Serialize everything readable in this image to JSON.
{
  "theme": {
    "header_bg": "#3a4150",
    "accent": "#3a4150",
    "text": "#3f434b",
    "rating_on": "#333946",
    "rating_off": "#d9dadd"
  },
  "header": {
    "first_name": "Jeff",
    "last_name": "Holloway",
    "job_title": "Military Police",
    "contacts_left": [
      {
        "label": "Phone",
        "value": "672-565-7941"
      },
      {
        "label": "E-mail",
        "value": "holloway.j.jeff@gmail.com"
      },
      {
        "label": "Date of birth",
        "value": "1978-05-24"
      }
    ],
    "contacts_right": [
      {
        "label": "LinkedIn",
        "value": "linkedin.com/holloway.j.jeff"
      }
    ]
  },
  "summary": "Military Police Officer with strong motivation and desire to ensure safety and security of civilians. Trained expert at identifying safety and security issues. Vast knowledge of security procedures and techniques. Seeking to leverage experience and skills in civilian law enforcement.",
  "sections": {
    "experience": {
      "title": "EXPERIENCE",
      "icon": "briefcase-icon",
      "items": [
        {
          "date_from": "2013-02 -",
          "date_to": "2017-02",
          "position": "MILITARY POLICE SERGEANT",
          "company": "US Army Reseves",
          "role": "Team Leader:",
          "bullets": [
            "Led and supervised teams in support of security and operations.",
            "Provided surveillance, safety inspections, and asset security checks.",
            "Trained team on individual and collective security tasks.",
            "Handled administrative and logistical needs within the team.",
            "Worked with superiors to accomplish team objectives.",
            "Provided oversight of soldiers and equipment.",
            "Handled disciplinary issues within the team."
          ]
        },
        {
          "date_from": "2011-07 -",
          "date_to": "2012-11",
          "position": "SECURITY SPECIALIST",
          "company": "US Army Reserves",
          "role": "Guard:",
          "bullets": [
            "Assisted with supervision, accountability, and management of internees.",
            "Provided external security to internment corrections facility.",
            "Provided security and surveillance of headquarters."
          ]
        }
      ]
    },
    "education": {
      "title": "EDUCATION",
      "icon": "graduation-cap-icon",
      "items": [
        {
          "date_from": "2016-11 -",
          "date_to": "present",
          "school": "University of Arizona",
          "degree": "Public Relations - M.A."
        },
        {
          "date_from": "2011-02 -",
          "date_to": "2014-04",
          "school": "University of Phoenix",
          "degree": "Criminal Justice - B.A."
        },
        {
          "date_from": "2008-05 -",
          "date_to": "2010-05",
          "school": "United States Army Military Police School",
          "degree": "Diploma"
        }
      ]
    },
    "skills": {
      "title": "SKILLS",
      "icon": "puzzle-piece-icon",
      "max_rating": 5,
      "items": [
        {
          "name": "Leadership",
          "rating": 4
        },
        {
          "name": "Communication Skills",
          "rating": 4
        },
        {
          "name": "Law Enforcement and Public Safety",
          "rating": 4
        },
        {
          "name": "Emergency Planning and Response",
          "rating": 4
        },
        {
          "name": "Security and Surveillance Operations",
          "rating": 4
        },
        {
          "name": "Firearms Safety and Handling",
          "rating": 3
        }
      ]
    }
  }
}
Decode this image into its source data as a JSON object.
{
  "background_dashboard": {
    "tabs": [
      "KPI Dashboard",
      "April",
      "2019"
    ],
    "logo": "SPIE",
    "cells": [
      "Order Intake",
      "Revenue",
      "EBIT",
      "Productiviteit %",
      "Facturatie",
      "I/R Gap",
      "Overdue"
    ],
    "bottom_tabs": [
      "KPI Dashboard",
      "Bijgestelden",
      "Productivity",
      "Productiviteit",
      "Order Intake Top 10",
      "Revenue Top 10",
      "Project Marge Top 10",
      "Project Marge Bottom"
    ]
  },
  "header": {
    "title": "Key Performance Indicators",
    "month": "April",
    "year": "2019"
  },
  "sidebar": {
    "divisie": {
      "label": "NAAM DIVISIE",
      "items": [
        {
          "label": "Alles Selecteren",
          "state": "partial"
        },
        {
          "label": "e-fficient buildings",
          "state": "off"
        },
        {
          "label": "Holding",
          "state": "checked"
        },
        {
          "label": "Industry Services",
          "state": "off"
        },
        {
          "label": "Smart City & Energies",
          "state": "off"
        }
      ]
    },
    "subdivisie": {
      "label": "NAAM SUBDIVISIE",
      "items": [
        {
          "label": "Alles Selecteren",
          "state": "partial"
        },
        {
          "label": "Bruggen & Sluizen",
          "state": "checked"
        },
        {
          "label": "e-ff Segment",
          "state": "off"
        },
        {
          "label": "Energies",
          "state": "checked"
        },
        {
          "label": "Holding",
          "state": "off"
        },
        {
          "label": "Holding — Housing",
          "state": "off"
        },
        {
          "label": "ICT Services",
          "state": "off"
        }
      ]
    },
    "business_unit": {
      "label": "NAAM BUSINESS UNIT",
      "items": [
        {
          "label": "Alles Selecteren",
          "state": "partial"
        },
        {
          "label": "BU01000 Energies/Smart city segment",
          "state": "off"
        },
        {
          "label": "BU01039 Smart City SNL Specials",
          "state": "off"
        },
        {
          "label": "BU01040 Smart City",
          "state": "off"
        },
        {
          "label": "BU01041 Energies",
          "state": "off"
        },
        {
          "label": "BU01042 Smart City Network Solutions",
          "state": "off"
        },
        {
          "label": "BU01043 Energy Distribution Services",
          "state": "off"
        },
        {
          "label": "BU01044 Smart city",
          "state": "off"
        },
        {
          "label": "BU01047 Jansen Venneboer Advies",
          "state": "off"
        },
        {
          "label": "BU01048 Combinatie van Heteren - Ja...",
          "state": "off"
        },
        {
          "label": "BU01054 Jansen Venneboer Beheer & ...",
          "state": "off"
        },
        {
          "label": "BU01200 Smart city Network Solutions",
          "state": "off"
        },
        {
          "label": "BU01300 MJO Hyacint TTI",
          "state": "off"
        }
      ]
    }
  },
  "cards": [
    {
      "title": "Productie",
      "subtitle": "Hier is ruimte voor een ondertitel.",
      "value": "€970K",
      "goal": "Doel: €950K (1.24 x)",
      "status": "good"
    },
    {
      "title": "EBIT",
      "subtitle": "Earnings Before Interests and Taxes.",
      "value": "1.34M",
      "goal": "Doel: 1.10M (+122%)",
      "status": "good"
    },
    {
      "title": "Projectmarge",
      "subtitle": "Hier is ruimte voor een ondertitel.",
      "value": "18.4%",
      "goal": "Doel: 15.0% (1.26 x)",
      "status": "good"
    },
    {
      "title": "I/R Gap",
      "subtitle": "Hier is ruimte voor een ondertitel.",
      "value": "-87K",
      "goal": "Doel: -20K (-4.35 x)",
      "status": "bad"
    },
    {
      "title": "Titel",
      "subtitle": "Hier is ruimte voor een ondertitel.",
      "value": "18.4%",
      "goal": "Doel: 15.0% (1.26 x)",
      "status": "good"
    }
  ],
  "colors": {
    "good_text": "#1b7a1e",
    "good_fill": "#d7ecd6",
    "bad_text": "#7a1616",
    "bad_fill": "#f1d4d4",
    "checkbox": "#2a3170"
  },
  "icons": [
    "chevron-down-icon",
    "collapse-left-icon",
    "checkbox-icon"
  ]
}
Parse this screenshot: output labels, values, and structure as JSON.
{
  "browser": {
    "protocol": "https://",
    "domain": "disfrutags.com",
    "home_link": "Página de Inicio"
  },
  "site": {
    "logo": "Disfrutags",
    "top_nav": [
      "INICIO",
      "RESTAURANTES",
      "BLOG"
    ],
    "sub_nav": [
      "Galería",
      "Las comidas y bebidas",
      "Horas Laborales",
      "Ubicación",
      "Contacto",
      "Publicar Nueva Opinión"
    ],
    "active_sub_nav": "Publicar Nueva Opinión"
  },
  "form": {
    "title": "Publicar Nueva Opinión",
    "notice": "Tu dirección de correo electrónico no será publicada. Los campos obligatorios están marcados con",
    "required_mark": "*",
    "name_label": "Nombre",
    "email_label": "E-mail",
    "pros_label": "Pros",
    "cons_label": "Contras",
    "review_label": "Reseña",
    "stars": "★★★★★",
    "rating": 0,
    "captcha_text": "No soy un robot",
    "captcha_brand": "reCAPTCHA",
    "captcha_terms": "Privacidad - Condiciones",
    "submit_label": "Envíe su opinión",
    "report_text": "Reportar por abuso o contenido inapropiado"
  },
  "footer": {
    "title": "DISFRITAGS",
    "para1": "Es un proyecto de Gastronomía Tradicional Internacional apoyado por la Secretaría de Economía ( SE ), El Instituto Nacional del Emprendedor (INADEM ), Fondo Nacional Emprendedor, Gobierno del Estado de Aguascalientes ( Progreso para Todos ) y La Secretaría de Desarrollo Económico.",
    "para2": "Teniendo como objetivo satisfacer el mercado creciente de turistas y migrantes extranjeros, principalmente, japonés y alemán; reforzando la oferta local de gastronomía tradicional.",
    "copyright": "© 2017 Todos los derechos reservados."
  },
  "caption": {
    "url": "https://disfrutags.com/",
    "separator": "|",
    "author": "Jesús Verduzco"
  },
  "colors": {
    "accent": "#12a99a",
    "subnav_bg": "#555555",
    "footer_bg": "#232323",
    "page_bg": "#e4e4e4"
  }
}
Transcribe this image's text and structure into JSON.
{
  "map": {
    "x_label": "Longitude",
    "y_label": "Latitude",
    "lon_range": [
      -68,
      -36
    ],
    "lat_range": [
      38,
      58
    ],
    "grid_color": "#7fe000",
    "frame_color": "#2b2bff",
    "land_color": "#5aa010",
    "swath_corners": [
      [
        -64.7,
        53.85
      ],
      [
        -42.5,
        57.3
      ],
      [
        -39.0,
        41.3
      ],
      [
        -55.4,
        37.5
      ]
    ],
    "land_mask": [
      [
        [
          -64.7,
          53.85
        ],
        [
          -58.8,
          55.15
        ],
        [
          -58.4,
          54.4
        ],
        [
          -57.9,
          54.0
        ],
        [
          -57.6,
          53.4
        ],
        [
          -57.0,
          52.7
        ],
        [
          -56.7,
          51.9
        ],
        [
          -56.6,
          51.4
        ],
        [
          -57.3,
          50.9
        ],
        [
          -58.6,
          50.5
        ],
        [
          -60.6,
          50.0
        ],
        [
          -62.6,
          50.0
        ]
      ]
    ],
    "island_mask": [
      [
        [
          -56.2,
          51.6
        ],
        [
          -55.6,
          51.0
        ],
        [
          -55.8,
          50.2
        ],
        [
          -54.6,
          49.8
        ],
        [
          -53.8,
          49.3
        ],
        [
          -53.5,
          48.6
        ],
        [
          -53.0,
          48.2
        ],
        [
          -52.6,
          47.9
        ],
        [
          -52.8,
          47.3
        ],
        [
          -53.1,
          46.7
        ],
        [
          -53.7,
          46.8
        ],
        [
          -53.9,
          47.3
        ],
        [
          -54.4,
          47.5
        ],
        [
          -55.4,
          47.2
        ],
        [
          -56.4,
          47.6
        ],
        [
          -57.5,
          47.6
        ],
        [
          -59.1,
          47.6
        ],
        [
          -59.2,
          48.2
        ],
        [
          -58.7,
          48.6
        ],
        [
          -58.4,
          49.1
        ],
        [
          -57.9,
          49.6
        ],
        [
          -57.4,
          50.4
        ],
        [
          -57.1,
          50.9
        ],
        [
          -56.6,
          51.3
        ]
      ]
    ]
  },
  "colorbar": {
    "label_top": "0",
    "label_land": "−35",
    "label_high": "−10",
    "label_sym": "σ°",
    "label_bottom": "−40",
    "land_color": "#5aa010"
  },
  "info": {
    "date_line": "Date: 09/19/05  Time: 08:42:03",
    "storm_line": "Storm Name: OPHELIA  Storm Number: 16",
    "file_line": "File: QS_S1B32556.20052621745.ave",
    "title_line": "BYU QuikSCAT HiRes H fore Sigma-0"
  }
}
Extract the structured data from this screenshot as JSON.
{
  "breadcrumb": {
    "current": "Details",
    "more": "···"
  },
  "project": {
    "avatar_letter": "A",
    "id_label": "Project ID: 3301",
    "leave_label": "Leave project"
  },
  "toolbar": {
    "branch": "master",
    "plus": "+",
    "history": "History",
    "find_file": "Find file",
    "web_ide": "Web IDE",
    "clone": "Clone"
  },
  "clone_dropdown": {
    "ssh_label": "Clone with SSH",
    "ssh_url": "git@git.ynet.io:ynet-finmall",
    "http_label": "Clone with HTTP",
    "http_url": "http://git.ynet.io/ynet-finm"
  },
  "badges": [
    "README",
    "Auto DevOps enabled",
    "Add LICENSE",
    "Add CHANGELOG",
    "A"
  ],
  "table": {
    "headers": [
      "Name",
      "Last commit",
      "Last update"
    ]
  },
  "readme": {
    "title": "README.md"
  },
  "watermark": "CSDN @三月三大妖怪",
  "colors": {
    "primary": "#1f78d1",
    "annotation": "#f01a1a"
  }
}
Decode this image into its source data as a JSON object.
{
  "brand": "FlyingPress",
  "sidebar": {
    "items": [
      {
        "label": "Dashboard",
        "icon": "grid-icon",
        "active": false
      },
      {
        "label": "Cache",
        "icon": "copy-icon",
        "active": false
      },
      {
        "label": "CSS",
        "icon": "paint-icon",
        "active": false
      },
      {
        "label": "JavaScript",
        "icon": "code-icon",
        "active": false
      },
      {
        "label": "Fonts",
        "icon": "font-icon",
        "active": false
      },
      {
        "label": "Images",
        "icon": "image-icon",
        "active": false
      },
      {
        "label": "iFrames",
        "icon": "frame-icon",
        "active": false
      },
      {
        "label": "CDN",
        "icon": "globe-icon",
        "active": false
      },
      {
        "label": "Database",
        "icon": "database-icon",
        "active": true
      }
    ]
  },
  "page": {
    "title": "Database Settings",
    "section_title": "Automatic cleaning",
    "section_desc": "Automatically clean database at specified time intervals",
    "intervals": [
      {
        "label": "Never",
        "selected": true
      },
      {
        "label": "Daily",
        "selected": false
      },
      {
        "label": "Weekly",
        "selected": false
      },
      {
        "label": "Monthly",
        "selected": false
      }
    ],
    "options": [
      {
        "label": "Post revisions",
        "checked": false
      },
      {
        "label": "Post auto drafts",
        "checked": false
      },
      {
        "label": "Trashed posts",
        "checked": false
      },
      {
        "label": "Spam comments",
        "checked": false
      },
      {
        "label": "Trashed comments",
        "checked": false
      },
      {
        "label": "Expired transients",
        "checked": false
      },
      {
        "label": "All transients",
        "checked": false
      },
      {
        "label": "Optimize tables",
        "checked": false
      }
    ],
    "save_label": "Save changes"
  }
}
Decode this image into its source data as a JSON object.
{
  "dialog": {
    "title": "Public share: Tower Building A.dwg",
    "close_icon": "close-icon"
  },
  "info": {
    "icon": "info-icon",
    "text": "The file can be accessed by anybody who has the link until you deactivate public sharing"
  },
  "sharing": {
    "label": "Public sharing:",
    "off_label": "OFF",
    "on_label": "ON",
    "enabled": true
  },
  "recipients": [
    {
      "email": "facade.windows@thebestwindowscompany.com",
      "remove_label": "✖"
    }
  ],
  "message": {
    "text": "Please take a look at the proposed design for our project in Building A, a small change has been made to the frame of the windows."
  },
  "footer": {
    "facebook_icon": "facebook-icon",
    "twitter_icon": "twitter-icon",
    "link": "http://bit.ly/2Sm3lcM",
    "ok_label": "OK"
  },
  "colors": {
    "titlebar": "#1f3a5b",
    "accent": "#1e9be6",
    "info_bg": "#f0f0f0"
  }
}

= = = = =

— EXERCISE DETAILS —
Scan the material above. Extract every line in which the word "https" occurs.

— EXERCISE OUTPUT —
    "protocol": "https://",
    "url": "https://disfrutags.com/",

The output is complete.